# [EXCERPTED RECORDS]

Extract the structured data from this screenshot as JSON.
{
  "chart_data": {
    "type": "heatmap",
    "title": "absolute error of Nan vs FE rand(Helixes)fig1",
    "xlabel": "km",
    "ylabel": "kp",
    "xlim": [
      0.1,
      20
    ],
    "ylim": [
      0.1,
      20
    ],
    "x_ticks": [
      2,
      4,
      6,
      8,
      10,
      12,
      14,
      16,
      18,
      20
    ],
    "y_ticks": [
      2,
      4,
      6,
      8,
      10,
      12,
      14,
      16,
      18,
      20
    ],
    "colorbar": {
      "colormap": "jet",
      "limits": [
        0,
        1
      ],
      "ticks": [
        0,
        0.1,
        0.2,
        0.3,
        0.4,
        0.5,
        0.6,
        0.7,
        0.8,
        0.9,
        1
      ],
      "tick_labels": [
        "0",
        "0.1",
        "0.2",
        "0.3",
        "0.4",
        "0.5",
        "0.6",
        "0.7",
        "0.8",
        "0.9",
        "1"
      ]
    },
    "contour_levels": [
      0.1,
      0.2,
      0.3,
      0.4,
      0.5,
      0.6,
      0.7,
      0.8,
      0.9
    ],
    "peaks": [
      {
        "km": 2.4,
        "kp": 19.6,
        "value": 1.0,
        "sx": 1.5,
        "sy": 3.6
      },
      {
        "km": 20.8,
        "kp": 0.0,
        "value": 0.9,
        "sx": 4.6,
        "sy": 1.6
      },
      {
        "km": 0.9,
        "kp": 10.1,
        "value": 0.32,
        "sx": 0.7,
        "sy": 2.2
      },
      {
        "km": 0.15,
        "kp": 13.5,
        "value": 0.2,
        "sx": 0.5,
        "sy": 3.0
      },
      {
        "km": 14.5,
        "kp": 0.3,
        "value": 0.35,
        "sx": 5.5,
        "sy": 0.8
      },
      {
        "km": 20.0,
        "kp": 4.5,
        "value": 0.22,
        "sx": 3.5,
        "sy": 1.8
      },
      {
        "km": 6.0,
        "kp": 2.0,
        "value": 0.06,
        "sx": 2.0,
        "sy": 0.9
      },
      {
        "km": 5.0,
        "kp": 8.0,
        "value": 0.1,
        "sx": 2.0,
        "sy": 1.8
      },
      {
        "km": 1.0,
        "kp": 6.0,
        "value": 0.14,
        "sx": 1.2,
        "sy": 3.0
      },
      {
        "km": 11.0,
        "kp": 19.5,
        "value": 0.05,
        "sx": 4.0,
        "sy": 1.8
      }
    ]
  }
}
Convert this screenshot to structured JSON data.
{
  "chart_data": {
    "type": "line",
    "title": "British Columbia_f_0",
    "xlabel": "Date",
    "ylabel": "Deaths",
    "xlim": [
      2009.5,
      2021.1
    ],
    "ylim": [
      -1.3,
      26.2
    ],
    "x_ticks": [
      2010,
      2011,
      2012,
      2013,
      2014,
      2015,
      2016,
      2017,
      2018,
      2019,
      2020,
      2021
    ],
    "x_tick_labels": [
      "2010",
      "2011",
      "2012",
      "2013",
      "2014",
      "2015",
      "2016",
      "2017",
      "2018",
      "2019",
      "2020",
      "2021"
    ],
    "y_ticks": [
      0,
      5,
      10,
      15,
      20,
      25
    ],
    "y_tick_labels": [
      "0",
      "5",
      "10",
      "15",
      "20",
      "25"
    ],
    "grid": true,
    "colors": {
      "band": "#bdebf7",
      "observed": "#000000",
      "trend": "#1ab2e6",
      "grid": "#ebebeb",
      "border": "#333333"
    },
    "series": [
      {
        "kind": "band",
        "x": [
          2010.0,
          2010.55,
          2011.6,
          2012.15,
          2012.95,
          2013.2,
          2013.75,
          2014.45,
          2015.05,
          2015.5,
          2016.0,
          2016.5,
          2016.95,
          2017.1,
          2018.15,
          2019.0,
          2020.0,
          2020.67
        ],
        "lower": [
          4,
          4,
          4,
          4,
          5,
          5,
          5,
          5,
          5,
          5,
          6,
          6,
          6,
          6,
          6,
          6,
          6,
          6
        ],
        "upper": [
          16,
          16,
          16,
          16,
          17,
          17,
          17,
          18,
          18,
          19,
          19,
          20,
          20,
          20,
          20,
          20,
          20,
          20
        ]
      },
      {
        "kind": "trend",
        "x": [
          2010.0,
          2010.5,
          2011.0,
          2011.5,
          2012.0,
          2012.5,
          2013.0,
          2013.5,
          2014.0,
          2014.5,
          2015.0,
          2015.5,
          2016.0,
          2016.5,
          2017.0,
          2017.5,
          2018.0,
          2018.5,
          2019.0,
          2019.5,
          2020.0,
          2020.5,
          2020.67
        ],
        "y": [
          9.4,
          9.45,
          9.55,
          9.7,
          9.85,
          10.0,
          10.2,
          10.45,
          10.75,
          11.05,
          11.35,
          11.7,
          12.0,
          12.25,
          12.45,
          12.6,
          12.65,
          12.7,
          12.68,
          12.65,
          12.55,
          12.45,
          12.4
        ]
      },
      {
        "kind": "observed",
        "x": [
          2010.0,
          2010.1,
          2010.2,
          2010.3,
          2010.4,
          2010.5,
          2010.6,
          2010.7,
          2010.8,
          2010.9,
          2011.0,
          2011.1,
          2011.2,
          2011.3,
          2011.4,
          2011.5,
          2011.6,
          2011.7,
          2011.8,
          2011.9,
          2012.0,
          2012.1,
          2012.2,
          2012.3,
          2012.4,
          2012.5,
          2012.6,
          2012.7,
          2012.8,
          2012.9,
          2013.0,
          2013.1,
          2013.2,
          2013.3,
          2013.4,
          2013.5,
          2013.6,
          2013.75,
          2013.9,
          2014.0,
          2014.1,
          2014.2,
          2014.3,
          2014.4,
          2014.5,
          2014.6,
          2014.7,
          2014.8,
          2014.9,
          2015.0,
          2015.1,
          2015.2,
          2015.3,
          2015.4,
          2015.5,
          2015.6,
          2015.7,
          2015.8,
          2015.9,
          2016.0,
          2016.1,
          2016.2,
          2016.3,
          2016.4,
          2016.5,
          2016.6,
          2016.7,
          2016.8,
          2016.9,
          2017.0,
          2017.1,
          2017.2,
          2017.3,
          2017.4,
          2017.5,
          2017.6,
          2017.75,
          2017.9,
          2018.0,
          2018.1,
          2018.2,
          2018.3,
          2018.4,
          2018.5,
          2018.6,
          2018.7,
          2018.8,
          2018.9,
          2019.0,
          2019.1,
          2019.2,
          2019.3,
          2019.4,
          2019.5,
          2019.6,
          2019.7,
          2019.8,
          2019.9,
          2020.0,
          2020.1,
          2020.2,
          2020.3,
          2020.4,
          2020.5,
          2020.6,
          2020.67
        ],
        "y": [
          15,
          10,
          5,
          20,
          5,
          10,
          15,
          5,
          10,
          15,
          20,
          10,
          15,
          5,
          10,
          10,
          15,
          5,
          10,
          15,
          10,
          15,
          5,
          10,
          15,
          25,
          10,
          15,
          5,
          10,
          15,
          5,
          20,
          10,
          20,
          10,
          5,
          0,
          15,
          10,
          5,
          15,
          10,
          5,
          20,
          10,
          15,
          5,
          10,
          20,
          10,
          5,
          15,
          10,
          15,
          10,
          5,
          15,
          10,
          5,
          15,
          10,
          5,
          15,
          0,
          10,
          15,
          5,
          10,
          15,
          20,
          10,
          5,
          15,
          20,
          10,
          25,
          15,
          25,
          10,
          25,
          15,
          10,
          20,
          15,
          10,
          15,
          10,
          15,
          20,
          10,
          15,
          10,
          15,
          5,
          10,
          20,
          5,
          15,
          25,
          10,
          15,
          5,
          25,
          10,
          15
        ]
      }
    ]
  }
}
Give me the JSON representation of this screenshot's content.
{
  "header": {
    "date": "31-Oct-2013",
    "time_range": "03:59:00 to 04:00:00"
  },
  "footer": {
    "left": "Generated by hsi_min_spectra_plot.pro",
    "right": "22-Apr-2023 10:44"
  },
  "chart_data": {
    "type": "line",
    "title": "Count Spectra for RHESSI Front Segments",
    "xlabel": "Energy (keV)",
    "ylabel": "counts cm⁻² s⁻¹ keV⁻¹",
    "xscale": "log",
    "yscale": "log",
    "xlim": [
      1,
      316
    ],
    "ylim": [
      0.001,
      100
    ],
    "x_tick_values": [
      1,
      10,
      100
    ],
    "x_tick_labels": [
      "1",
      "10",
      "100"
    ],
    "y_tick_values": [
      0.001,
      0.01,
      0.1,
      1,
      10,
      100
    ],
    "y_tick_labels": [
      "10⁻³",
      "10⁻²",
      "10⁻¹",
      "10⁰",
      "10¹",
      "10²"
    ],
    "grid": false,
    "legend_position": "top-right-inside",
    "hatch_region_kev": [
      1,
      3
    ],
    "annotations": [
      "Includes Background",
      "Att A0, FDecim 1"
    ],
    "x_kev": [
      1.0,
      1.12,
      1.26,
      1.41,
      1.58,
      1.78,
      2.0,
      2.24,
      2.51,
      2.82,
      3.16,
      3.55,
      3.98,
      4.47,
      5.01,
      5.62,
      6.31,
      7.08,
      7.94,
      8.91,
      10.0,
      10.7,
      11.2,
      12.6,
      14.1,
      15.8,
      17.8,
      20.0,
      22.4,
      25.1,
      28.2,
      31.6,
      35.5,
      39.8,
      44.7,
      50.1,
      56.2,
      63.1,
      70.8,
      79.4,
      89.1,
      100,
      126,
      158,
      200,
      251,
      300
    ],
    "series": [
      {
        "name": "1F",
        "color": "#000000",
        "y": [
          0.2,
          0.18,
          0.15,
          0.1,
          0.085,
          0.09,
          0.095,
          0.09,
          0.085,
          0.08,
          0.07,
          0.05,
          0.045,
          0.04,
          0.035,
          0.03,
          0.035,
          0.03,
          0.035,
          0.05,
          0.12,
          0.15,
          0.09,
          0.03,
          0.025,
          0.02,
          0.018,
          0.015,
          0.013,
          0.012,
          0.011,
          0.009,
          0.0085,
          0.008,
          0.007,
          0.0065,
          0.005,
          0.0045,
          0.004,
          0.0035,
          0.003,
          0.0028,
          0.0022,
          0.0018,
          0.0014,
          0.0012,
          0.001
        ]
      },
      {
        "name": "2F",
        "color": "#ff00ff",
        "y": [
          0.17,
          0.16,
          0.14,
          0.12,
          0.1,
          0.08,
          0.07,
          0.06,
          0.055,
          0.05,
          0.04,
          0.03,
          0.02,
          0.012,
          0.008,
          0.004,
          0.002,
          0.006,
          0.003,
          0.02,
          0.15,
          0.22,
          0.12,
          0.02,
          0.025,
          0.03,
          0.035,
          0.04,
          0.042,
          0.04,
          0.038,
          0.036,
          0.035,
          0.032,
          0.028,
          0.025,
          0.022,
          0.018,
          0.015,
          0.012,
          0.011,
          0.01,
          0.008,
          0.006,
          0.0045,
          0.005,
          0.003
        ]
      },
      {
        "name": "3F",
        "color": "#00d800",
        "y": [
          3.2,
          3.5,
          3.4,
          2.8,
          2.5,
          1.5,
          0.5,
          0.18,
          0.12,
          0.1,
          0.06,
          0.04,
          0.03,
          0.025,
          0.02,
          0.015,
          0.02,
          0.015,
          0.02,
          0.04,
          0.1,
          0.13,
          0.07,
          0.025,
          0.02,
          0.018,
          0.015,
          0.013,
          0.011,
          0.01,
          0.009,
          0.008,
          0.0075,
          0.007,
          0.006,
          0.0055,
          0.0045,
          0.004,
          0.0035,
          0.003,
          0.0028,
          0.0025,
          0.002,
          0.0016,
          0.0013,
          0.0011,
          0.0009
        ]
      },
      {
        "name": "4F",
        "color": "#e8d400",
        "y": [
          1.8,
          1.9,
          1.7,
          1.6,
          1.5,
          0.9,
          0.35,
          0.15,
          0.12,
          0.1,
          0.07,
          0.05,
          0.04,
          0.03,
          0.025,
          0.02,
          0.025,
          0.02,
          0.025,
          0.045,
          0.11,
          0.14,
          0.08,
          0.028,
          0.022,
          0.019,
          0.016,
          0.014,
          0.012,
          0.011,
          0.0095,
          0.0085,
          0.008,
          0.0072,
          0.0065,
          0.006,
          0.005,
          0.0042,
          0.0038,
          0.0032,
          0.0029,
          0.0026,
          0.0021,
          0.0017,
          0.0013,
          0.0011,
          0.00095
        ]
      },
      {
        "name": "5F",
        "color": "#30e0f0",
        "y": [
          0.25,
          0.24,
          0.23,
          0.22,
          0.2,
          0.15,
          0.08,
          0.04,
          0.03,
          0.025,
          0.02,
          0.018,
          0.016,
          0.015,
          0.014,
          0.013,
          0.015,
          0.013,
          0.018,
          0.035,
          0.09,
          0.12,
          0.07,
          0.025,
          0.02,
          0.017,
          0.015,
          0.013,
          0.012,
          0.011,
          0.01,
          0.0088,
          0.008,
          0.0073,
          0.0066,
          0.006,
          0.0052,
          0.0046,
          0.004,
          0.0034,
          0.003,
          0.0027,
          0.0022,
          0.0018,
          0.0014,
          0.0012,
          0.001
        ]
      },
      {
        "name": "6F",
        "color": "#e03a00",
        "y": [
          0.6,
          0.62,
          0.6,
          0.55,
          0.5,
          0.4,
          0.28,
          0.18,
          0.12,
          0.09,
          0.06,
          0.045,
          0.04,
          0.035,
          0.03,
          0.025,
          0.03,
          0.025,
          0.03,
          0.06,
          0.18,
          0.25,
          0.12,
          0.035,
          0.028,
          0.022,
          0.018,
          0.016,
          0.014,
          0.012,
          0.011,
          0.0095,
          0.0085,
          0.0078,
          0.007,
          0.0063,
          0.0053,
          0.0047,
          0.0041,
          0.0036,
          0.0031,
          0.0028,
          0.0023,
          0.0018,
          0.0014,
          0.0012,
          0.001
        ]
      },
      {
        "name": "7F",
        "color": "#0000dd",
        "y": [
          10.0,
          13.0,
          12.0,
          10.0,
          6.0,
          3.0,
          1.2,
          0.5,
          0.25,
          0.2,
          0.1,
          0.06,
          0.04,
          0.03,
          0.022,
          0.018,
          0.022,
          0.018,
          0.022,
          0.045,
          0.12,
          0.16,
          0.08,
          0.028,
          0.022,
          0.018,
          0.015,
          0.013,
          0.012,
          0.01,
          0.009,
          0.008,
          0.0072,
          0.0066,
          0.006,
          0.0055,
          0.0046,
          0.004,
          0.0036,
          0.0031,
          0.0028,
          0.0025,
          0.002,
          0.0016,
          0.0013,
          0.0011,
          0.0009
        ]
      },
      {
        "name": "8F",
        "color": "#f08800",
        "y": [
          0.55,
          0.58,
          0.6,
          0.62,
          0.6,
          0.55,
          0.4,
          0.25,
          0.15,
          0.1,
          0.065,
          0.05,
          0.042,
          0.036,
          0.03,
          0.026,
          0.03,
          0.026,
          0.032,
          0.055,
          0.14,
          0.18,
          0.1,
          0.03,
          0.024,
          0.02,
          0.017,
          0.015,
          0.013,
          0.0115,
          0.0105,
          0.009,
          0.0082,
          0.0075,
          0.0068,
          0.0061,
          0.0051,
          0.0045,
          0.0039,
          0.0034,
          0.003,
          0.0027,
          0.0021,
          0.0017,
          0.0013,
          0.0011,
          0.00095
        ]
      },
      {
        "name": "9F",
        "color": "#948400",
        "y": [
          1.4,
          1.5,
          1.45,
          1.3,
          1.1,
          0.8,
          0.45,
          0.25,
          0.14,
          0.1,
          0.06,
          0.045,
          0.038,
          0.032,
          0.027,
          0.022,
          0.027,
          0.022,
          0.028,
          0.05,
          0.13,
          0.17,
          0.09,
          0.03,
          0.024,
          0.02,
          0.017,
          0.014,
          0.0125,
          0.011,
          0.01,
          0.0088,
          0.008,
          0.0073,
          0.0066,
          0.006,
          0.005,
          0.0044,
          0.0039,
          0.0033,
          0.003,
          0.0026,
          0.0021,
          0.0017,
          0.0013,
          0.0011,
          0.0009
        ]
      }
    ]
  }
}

# [WHAT TO PRODUCE]
Gather every line from the entries above where the word "xlabel" appears, and copy them.

# [CORRECT ANSWER]
    "xlabel": "km",
    "xlabel": "Date",
    "xlabel": "Energy (keV)",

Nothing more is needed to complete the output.